Excerpted records =
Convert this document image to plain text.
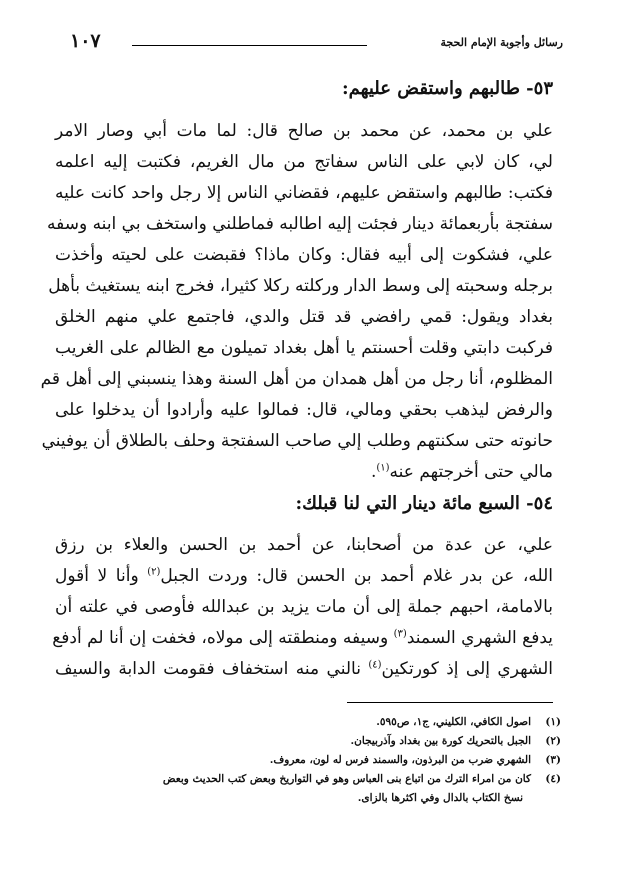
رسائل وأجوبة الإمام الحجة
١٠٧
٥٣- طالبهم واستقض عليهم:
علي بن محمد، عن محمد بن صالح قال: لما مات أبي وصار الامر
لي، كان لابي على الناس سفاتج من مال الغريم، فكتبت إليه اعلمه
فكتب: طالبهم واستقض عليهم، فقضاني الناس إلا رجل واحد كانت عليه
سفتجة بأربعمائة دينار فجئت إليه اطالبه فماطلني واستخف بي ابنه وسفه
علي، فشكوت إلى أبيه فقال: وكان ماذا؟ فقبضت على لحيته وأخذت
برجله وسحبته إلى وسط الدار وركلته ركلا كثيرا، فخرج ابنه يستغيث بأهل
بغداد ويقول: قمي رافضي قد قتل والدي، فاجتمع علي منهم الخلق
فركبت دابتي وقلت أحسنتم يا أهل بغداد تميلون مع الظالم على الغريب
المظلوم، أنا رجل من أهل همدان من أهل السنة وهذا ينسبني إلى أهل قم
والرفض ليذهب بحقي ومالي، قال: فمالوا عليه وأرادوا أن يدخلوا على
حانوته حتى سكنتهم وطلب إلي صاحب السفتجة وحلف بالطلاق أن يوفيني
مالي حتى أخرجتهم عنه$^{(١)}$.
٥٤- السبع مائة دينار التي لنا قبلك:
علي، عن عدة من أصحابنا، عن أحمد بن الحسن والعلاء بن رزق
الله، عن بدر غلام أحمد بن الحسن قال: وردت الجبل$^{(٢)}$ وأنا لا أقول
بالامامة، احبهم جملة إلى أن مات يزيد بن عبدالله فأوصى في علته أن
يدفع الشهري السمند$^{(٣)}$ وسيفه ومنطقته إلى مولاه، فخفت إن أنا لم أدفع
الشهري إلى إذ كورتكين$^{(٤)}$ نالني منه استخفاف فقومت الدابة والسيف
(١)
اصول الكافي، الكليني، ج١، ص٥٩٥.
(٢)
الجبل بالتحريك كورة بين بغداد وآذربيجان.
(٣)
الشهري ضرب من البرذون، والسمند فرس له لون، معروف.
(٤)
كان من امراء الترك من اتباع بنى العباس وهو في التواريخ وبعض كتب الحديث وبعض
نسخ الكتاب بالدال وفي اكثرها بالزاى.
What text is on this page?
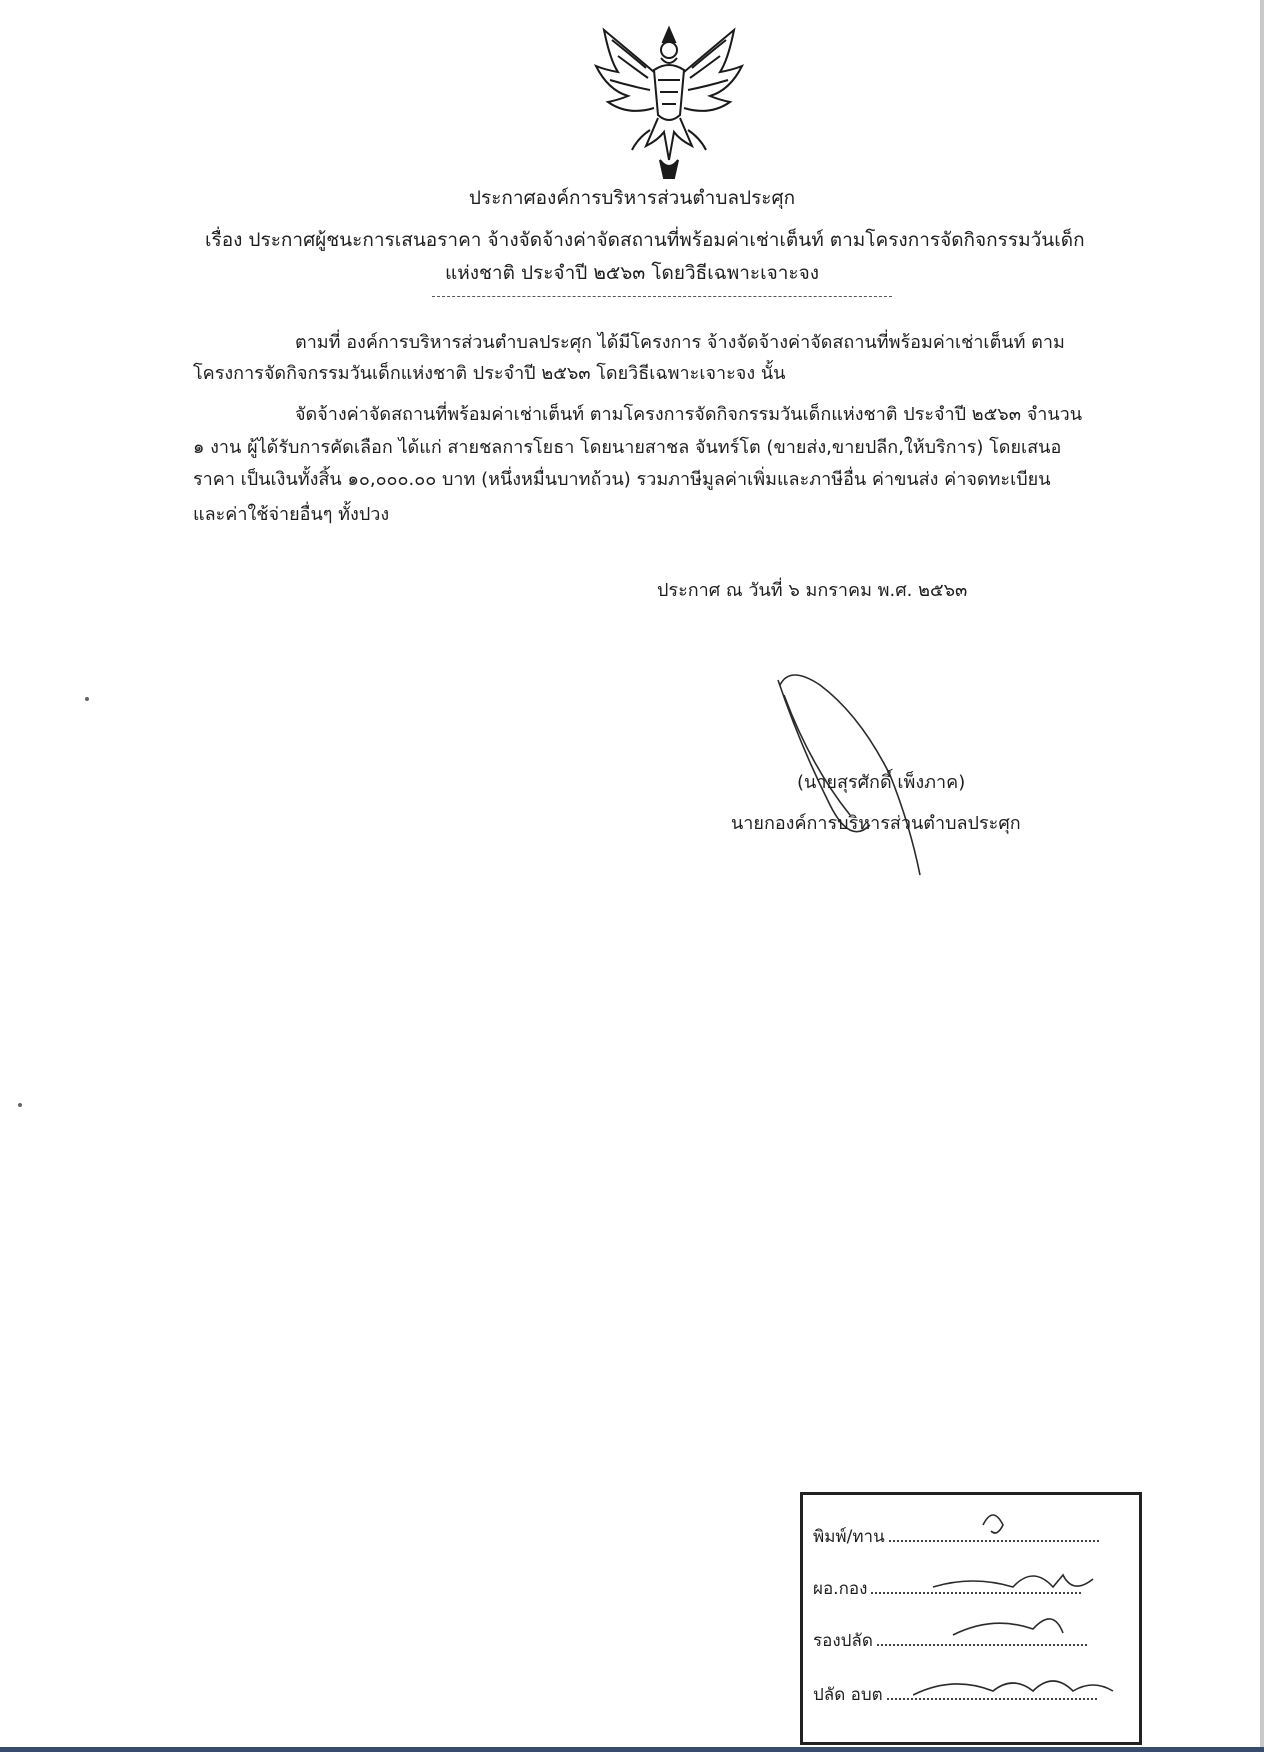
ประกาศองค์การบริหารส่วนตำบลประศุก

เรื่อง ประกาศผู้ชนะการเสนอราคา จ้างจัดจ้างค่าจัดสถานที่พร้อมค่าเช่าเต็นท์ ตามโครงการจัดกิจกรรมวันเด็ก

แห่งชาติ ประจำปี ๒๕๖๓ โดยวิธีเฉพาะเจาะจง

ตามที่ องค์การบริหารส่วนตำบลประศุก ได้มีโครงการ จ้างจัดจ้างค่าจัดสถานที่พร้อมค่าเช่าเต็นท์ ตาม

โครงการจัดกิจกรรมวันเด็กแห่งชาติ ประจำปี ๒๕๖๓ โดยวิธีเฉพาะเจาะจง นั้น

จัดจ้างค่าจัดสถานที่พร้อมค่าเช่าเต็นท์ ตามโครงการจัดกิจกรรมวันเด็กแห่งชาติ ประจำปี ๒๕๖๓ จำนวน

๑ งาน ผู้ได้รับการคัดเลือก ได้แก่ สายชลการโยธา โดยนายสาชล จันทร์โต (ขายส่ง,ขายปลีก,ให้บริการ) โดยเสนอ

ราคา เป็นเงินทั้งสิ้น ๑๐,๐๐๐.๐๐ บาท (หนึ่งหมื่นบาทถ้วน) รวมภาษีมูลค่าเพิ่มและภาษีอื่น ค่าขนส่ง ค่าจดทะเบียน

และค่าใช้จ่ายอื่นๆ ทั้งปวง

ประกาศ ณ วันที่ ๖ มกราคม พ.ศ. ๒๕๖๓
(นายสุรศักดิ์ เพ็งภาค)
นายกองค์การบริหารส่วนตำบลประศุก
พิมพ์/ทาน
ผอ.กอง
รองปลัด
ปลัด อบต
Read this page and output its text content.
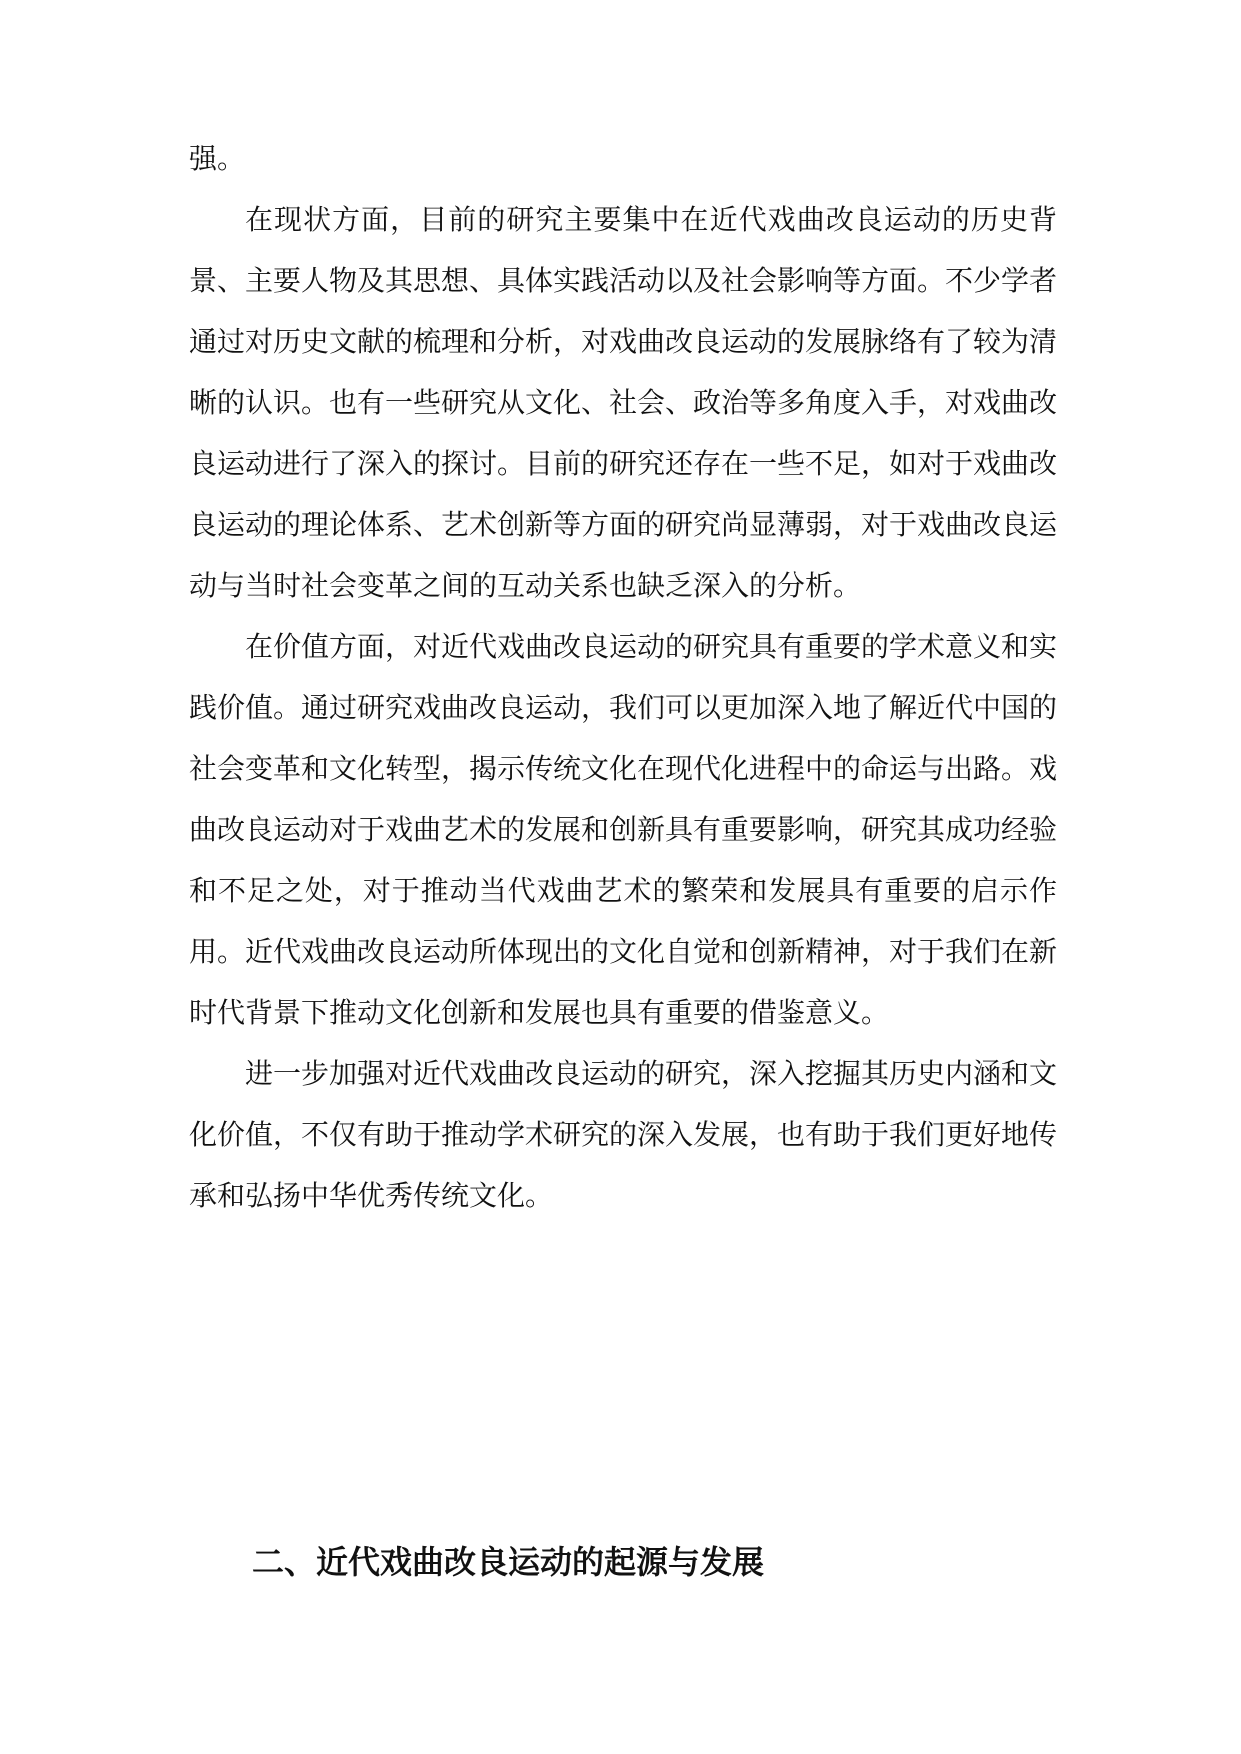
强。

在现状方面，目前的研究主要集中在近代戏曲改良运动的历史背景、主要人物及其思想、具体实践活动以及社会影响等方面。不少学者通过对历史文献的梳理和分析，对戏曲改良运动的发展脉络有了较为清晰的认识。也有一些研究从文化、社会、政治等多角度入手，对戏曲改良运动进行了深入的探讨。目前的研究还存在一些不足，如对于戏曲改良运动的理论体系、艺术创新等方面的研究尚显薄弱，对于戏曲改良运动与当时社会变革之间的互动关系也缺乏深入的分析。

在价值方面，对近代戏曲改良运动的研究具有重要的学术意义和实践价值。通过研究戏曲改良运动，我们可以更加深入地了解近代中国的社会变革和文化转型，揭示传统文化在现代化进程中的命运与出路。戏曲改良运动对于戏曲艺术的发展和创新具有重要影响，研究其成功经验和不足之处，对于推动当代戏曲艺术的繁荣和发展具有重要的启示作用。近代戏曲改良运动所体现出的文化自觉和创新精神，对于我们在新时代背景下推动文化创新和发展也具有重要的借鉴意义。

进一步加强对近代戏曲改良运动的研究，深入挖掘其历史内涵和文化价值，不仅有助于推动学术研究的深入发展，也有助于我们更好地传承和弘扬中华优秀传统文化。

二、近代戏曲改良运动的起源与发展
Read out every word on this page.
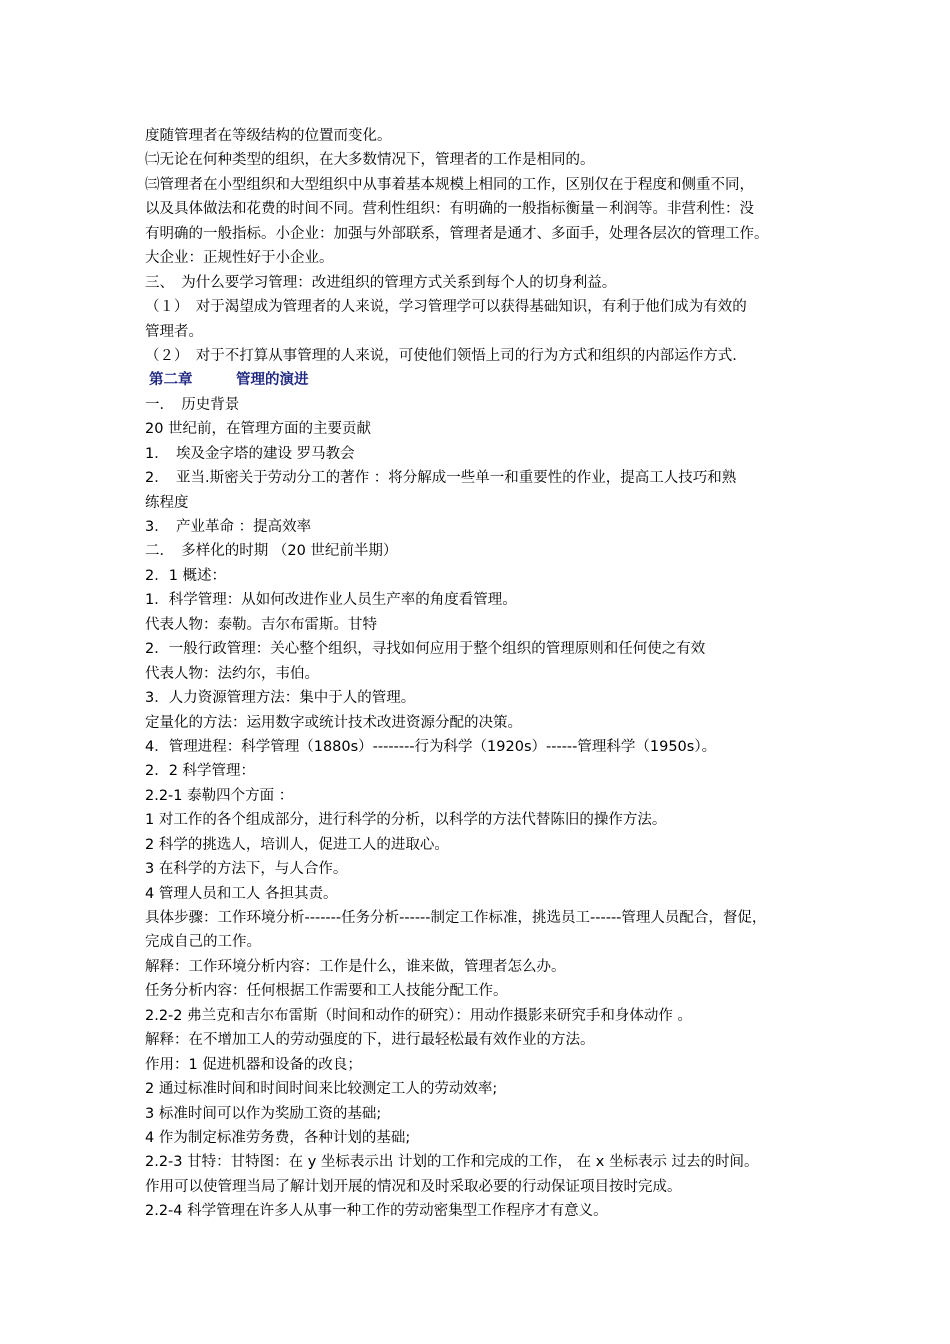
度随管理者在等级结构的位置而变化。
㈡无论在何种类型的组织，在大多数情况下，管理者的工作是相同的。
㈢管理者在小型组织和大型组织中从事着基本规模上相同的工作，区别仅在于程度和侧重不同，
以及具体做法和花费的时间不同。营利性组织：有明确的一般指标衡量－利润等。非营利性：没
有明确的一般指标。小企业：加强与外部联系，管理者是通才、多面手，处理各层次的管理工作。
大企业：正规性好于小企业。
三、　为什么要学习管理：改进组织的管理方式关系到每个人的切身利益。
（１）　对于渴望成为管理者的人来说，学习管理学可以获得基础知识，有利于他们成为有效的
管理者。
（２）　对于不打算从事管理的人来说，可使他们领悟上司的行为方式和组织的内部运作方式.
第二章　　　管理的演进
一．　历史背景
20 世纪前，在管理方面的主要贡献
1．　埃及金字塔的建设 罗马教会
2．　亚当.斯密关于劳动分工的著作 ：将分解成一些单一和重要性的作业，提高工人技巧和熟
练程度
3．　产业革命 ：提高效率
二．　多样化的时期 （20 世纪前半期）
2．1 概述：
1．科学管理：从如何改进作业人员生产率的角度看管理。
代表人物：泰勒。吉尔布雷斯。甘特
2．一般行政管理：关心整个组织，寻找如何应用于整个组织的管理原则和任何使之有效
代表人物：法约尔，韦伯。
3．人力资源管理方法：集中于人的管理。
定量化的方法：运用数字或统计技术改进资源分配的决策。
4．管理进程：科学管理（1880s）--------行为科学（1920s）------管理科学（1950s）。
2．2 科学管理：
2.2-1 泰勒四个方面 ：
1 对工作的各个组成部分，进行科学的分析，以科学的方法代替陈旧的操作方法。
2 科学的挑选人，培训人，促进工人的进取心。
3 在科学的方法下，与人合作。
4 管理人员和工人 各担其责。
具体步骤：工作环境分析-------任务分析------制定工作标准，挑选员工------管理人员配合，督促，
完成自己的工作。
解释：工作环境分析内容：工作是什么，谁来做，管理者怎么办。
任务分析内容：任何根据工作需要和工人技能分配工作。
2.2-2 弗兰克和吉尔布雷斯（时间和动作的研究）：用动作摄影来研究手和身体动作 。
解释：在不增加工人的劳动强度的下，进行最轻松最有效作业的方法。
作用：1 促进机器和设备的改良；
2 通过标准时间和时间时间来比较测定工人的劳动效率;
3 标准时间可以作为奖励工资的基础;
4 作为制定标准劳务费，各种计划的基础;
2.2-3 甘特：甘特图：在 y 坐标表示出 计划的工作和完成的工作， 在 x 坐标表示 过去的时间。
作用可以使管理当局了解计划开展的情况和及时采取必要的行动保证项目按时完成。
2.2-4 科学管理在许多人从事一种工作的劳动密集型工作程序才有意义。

Work to do = Tell how many lines in the material above include the word "page", giving the number only.

Response to this exercise = 3